**Set task**. In the listing below, identify each line with the word "data" and return those lines.

**Rows**.
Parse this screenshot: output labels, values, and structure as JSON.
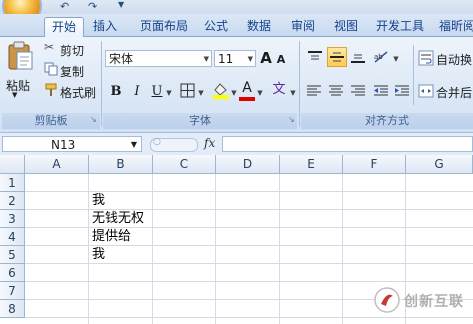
{
  "quick_access": {
    "undo": "↶",
    "redo": "↷"
  },
  "tabs": [
    {
      "label": "开始",
      "active": true
    },
    {
      "label": "插入"
    },
    {
      "label": "页面布局"
    },
    {
      "label": "公式"
    },
    {
      "label": "数据"
    },
    {
      "label": "审阅"
    },
    {
      "label": "视图"
    },
    {
      "label": "开发工具"
    },
    {
      "label": "福昕阅"
    }
  ],
  "clipboard": {
    "paste": "粘贴",
    "cut": "剪切",
    "copy": "复制",
    "format_painter": "格式刷",
    "group_label": "剪贴板"
  },
  "font": {
    "name": "宋体",
    "size": "11",
    "bold": "B",
    "italic": "I",
    "underline": "U",
    "grow": "A",
    "shrink": "A",
    "font_color": "A",
    "wen": "文",
    "group_label": "字体"
  },
  "alignment": {
    "wrap_text": "自动换",
    "merge_center": "合并后",
    "group_label": "对齐方式"
  },
  "formula_bar": {
    "name_box": "N13",
    "fx": "fx",
    "value": ""
  },
  "columns": [
    "A",
    "B",
    "C",
    "D",
    "E",
    "F",
    "G"
  ],
  "rows": [
    "1",
    "2",
    "3",
    "4",
    "5",
    "6",
    "7",
    "8"
  ],
  "cells": [
    {
      "ref": "B2",
      "value": "我"
    },
    {
      "ref": "B3",
      "value": "无钱无权"
    },
    {
      "ref": "B4",
      "value": "提供给"
    },
    {
      "ref": "B5",
      "value": "我"
    }
  ],
  "watermark": {
    "text": "创新互联"
  },
  "colors": {
    "ribbon": "#dce8f6",
    "tab_text": "#15428b",
    "font_color_bar": "#e00000",
    "highlight_bar": "#ffff00"
  }
}
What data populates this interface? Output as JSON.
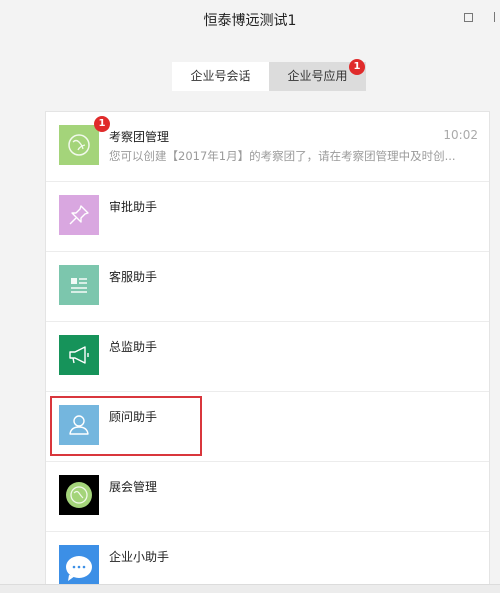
{
  "window": {
    "title": "恒泰博远测试1"
  },
  "tabs": [
    {
      "label": "企业号会话",
      "active": false
    },
    {
      "label": "企业号应用",
      "active": true,
      "badge": "1"
    }
  ],
  "apps": [
    {
      "name": "考察团管理",
      "time": "10:02",
      "message": "您可以创建【2017年1月】的考察团了，请在考察团管理中及时创...",
      "badge": "1",
      "icon": "globe-icon",
      "color": "#a4d47a"
    },
    {
      "name": "审批助手",
      "icon": "pushpin-icon",
      "color": "#d9a7e0"
    },
    {
      "name": "客服助手",
      "icon": "document-icon",
      "color": "#7cc6ad"
    },
    {
      "name": "总监助手",
      "icon": "megaphone-icon",
      "color": "#16935a"
    },
    {
      "name": "顾问助手",
      "icon": "person-icon",
      "color": "#74b6de",
      "highlighted": true
    },
    {
      "name": "展会管理",
      "icon": "globe-icon",
      "color": "#000000"
    },
    {
      "name": "企业小助手",
      "icon": "chat-bubble-icon",
      "color": "#3c8fe6"
    }
  ]
}
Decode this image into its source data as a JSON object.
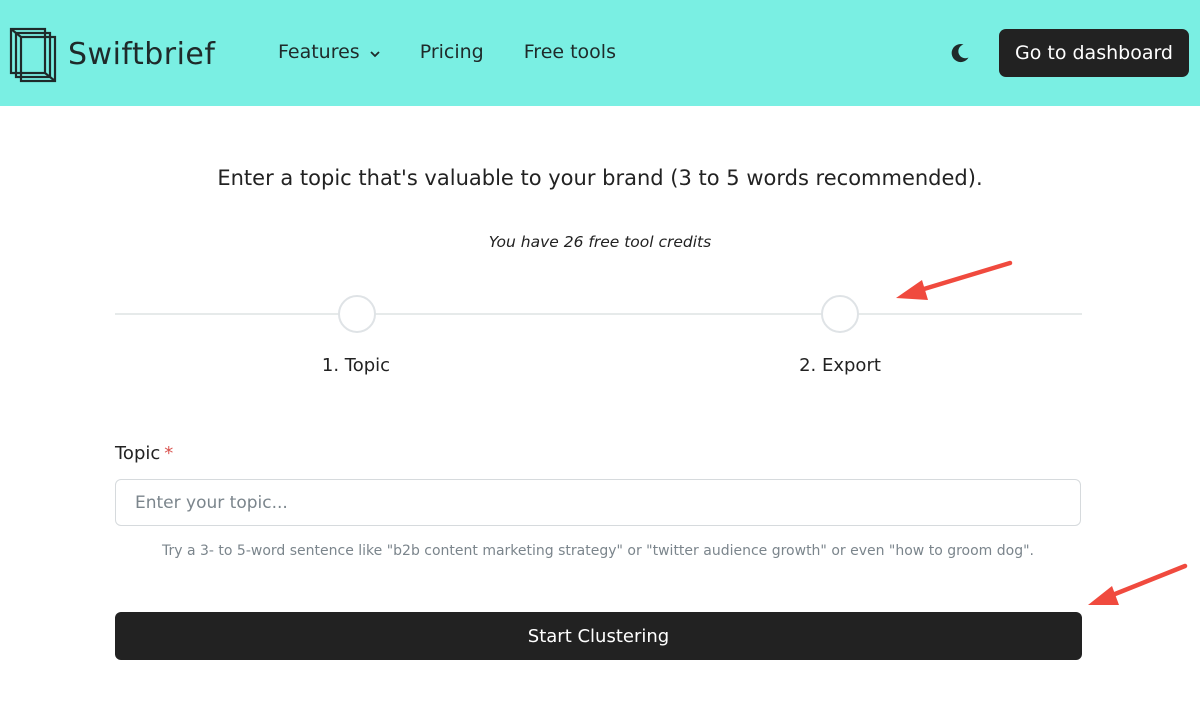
{
  "header": {
    "brand": "Swiftbrief",
    "background": "#7aefe3",
    "nav": [
      {
        "label": "Features",
        "icon": "chevron-down-icon"
      },
      {
        "label": "Pricing"
      },
      {
        "label": "Free tools"
      }
    ],
    "theme_toggle_icon": "moon-icon",
    "dashboard_button": "Go to dashboard"
  },
  "main": {
    "headline": "Enter a topic that's valuable to your brand (3 to 5 words recommended).",
    "credits": "You have 26 free tool credits",
    "steps": [
      {
        "label": "1. Topic"
      },
      {
        "label": "2. Export"
      }
    ],
    "form": {
      "topic_label": "Topic",
      "required_mark": "*",
      "topic_placeholder": "Enter your topic...",
      "topic_value": "",
      "hint": "Try a 3- to 5-word sentence like \"b2b content marketing strategy\" or \"twitter audience growth\" or even \"how to groom dog\".",
      "submit_label": "Start Clustering"
    }
  },
  "annotations": {
    "arrow_color": "#f04a3e"
  }
}
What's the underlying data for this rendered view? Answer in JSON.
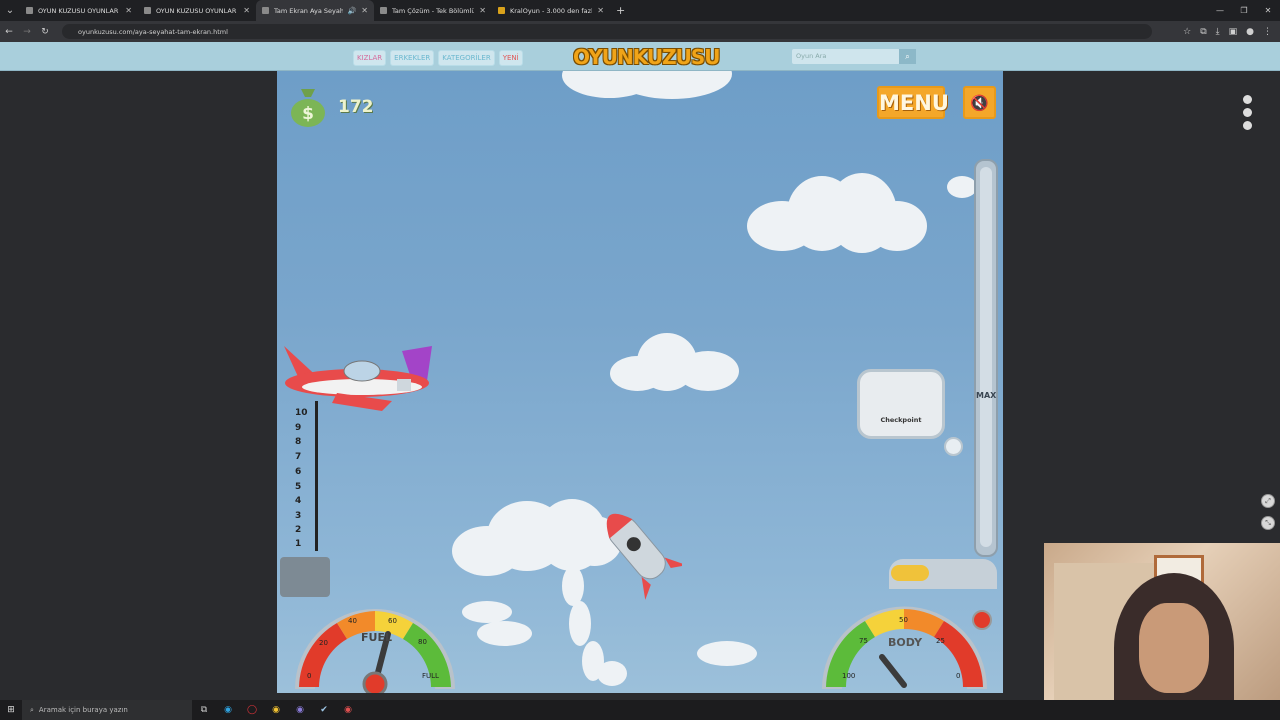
{
  "browser": {
    "tabs": [
      {
        "title": "OYUN KUZUSU OYUNLAR ++",
        "active": false
      },
      {
        "title": "OYUN KUZUSU OYUNLAR ++",
        "active": false
      },
      {
        "title": "Tam Ekran Aya Seyahat Oy",
        "active": true
      },
      {
        "title": "Tam Çözüm - Tek Bölümlük Oy",
        "active": false
      },
      {
        "title": "KralOyun - 3.000 den fazla onl",
        "active": false
      }
    ],
    "url": "oyunkuzusu.com/aya-seyahat-tam-ekran.html"
  },
  "site": {
    "nav": [
      "KIZLAR",
      "ERKEKLER",
      "KATEGORİLER",
      "YENİ"
    ],
    "logo": "OYUNKUZUSU",
    "search_placeholder": "Oyun Ara"
  },
  "game": {
    "money": "172",
    "menu_label": "MENU",
    "altitude_max_label": "MAX",
    "checkpoint_label": "Checkpoint",
    "ruler_numbers": [
      "10",
      "9",
      "8",
      "7",
      "6",
      "5",
      "4",
      "3",
      "2",
      "1"
    ],
    "fuel_gauge": {
      "label": "FUEL",
      "ticks": [
        "0",
        "20",
        "40",
        "60",
        "80",
        "FULL"
      ]
    },
    "body_gauge": {
      "label": "BODY",
      "ticks": [
        "100",
        "75",
        "50",
        "25",
        "0"
      ]
    }
  },
  "taskbar": {
    "search_placeholder": "Aramak için buraya yazın"
  }
}
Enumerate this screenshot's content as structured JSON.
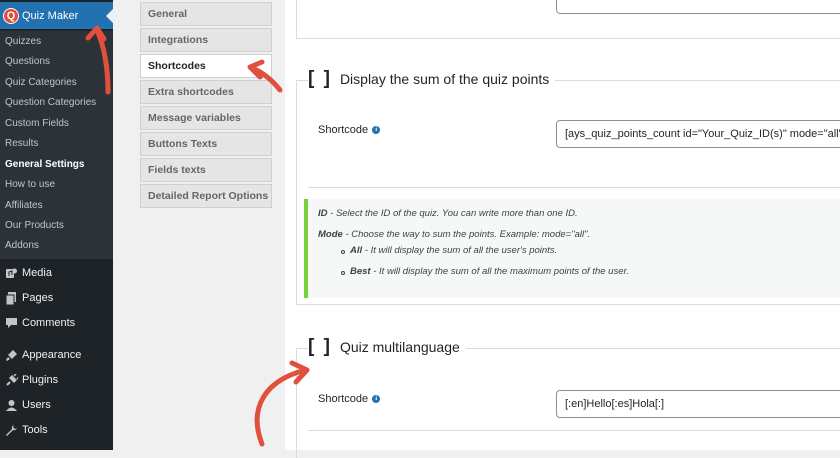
{
  "sidebar": {
    "plugin": {
      "label": "Quiz Maker",
      "icon": "quiz-maker-logo-icon"
    },
    "submenu": [
      {
        "label": "Quizzes"
      },
      {
        "label": "Questions"
      },
      {
        "label": "Quiz Categories"
      },
      {
        "label": "Question Categories"
      },
      {
        "label": "Custom Fields"
      },
      {
        "label": "Results"
      },
      {
        "label": "General Settings",
        "active": true
      },
      {
        "label": "How to use"
      },
      {
        "label": "Affiliates"
      },
      {
        "label": "Our Products"
      },
      {
        "label": "Addons"
      }
    ],
    "menu": [
      {
        "label": "Media",
        "icon": "media-icon"
      },
      {
        "label": "Pages",
        "icon": "pages-icon"
      },
      {
        "label": "Comments",
        "icon": "comments-icon"
      },
      {
        "label": "Appearance",
        "icon": "appearance-icon"
      },
      {
        "label": "Plugins",
        "icon": "plugins-icon"
      },
      {
        "label": "Users",
        "icon": "users-icon"
      },
      {
        "label": "Tools",
        "icon": "tools-icon"
      }
    ]
  },
  "tabs": [
    {
      "label": "General"
    },
    {
      "label": "Integrations"
    },
    {
      "label": "Shortcodes",
      "active": true
    },
    {
      "label": "Extra shortcodes"
    },
    {
      "label": "Message variables"
    },
    {
      "label": "Buttons Texts"
    },
    {
      "label": "Fields texts"
    },
    {
      "label": "Detailed Report Options"
    }
  ],
  "sections": [
    {
      "brackets": "[ ]",
      "title": "Display the sum of the quiz points",
      "field_label": "Shortcode",
      "value": "[ays_quiz_points_count id=\"Your_Quiz_ID(s)\" mode=\"all\"]",
      "notes": {
        "id_key": "ID",
        "id_text": " - Select the ID of the quiz. You can write more than one ID.",
        "mode_key": "Mode",
        "mode_text": " - Choose the way to sum the points. Example: mode=\"all\".",
        "all_key": "All",
        "all_text": " - It will display the sum of all the user's points.",
        "best_key": "Best",
        "best_text": " - It will display the sum of all the maximum points of the user."
      }
    },
    {
      "brackets": "[ ]",
      "title": "Quiz multilanguage",
      "field_label": "Shortcode",
      "value": "[:en]Hello[:es]Hola[:]"
    }
  ],
  "colors": {
    "sidebar_bg": "#1d2327",
    "submenu_bg": "#2c3338",
    "accent": "#2271b1",
    "annotation_arrow": "#e0503c",
    "note_border": "#7ad03a"
  }
}
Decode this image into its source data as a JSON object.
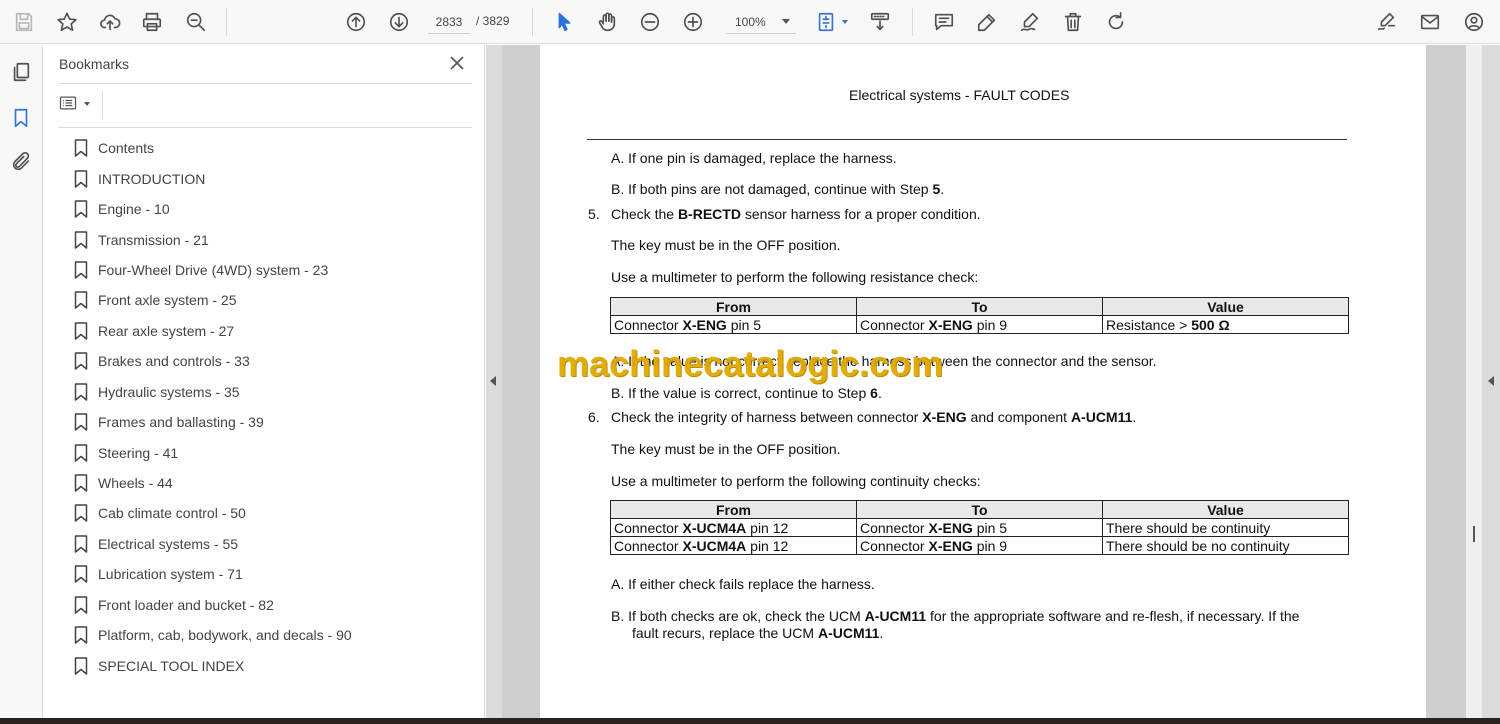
{
  "toolbar": {
    "current_page": "2833",
    "total_pages": "/ 3829",
    "zoom": "100%"
  },
  "bookmarks": {
    "title": "Bookmarks",
    "items": [
      {
        "label": "Contents"
      },
      {
        "label": "INTRODUCTION"
      },
      {
        "label": "Engine - 10"
      },
      {
        "label": "Transmission - 21"
      },
      {
        "label": "Four-Wheel Drive (4WD) system - 23"
      },
      {
        "label": "Front axle system - 25"
      },
      {
        "label": "Rear axle system - 27"
      },
      {
        "label": "Brakes and controls - 33"
      },
      {
        "label": "Hydraulic systems - 35"
      },
      {
        "label": "Frames and ballasting - 39"
      },
      {
        "label": "Steering - 41"
      },
      {
        "label": "Wheels - 44"
      },
      {
        "label": "Cab climate control - 50"
      },
      {
        "label": "Electrical systems - 55"
      },
      {
        "label": "Lubrication system - 71"
      },
      {
        "label": "Front loader and bucket - 82"
      },
      {
        "label": "Platform, cab, bodywork, and decals - 90"
      },
      {
        "label": "SPECIAL TOOL INDEX"
      }
    ]
  },
  "document": {
    "header": "Electrical systems - FAULT CODES",
    "step4_a": "A.  If one pin is damaged, replace the harness.",
    "step4_b_prefix": "B.  If both pins are not damaged, continue with Step ",
    "step4_b_bold": "5",
    "step4_b_suffix": ".",
    "step5_num": "5.",
    "step5_prefix": "Check the ",
    "step5_bold": "B-RECTD",
    "step5_suffix": " sensor harness for a proper condition.",
    "step5_key": "The key must be in the OFF position.",
    "step5_use": "Use a multimeter to perform the following resistance check:",
    "table1": {
      "headers": [
        "From",
        "To",
        "Value"
      ],
      "row": {
        "from_prefix": "Connector ",
        "from_bold": "X-ENG",
        "from_suffix": " pin 5",
        "to_prefix": "Connector ",
        "to_bold": "X-ENG",
        "to_suffix": " pin 9",
        "value_prefix": "Resistance > ",
        "value_bold": "500 Ω"
      }
    },
    "step5_a": "A.  If the value is not correct, replace the harness between the connector and the sensor.",
    "step5_b_prefix": "B.  If the value is correct, continue to Step ",
    "step5_b_bold": "6",
    "step5_b_suffix": ".",
    "step6_num": "6.",
    "step6_prefix": "Check the integrity of harness between connector ",
    "step6_bold1": "X-ENG",
    "step6_mid": " and component ",
    "step6_bold2": "A-UCM11",
    "step6_suffix": ".",
    "step6_key": "The key must be in the OFF position.",
    "step6_use": "Use a multimeter to perform the following continuity checks:",
    "table2": {
      "headers": [
        "From",
        "To",
        "Value"
      ],
      "rows": [
        {
          "from_prefix": "Connector ",
          "from_bold": "X-UCM4A",
          "from_suffix": " pin 12",
          "to_prefix": "Connector ",
          "to_bold": "X-ENG",
          "to_suffix": " pin 5",
          "value": "There should be continuity"
        },
        {
          "from_prefix": "Connector ",
          "from_bold": "X-UCM4A",
          "from_suffix": " pin 12",
          "to_prefix": "Connector ",
          "to_bold": "X-ENG",
          "to_suffix": " pin 9",
          "value": "There should be no continuity"
        }
      ]
    },
    "step6_a": "A.  If either check fails replace the harness.",
    "step6_b_line1_prefix": "B.  If both checks are ok, check the UCM ",
    "step6_b_line1_bold": "A-UCM11",
    "step6_b_line1_suffix": " for the appropriate software and re-flesh, if necessary. If the",
    "step6_b_line2_prefix": "fault recurs, replace the UCM ",
    "step6_b_line2_bold": "A-UCM11",
    "step6_b_line2_suffix": "."
  },
  "watermark": "machinecatalogic.com",
  "colors": {
    "accent": "#2d74d8",
    "watermark": "#e0a800"
  }
}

**Result**.
What data populates this interface? Output as JSON.
Decode this image into its source data as a JSON object.
What's the underlying data for this rendered view? Answer in JSON.
Decode this image into its source data as a JSON object.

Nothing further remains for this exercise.